§ The exercise
In the entries below, find every line holding the string "personnel" and collect it.

==*==

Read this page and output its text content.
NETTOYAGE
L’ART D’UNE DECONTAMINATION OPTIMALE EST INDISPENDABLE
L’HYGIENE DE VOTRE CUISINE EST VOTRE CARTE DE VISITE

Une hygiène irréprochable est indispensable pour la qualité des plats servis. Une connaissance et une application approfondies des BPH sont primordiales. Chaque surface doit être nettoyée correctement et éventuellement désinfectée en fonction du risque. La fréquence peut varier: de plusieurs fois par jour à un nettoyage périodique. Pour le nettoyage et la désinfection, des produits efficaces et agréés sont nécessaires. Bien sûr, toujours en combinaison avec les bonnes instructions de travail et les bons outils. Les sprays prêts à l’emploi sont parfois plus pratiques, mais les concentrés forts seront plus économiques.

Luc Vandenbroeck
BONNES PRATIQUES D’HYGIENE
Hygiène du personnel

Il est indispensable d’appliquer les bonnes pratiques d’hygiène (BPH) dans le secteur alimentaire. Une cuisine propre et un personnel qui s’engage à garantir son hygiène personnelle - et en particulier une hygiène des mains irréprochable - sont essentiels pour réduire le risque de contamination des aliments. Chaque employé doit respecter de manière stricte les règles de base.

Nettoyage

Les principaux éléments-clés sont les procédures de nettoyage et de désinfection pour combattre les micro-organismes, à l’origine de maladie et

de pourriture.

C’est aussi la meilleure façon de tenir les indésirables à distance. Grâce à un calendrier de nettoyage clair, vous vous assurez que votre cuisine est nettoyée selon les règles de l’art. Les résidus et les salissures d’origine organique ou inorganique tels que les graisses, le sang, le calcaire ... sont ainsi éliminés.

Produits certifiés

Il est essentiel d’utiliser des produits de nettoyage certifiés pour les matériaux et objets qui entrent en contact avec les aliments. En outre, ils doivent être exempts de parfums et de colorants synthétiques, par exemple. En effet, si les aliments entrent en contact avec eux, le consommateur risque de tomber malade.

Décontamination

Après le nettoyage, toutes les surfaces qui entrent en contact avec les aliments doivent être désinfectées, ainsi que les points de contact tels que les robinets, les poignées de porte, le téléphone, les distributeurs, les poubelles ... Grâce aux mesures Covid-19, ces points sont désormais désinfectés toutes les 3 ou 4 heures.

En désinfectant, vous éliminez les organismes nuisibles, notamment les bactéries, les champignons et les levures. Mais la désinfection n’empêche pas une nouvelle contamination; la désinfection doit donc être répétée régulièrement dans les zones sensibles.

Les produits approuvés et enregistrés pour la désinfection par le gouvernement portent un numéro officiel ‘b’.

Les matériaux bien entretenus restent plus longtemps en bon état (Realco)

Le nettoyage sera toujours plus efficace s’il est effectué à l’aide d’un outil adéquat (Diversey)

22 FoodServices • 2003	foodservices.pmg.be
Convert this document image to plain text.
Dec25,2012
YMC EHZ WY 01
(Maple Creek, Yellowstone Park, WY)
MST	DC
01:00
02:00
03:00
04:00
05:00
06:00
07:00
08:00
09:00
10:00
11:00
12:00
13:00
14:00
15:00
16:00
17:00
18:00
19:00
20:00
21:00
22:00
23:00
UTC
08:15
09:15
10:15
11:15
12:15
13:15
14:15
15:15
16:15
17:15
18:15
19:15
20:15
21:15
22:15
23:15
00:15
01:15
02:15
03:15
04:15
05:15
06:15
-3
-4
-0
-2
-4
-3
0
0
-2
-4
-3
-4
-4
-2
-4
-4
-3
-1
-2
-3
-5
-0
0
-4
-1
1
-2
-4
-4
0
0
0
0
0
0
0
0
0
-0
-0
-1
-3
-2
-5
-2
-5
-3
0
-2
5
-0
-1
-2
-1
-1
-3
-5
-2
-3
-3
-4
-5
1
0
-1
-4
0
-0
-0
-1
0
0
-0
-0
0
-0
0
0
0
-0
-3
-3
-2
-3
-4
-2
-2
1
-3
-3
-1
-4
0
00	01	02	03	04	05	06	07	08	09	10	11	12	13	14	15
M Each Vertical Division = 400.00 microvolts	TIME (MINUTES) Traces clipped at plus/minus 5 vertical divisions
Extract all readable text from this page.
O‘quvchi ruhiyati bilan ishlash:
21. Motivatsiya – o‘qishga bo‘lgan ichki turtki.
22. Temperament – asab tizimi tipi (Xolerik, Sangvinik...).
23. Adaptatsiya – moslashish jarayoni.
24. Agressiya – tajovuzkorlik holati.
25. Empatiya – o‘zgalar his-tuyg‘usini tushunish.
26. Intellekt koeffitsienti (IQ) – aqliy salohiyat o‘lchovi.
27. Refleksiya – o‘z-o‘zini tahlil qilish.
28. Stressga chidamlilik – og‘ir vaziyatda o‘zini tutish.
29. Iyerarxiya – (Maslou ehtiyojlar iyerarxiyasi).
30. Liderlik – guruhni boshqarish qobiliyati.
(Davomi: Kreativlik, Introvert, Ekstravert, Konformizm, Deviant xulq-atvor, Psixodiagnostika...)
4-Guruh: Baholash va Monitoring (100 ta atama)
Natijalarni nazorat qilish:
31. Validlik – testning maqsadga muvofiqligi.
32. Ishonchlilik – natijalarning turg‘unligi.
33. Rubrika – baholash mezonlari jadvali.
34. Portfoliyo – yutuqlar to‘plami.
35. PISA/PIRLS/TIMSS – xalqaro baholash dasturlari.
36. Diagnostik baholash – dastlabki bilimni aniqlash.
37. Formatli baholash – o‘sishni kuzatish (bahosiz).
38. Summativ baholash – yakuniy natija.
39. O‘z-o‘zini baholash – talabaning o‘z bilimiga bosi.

==*==

§ Complete response
Hygiène du personnel
Il est indispensable d’appliquer les bonnes pratiques d’hygiène (BPH) dans le secteur alimentaire. Une cuisine propre et un personnel qui s’engage à garantir son hygiène personnelle - et en particulier une hygiène des mains irréprochable - sont essentiels pour réduire le risque de contamination des aliments. Chaque employé doit respecter de manière stricte les règles de base.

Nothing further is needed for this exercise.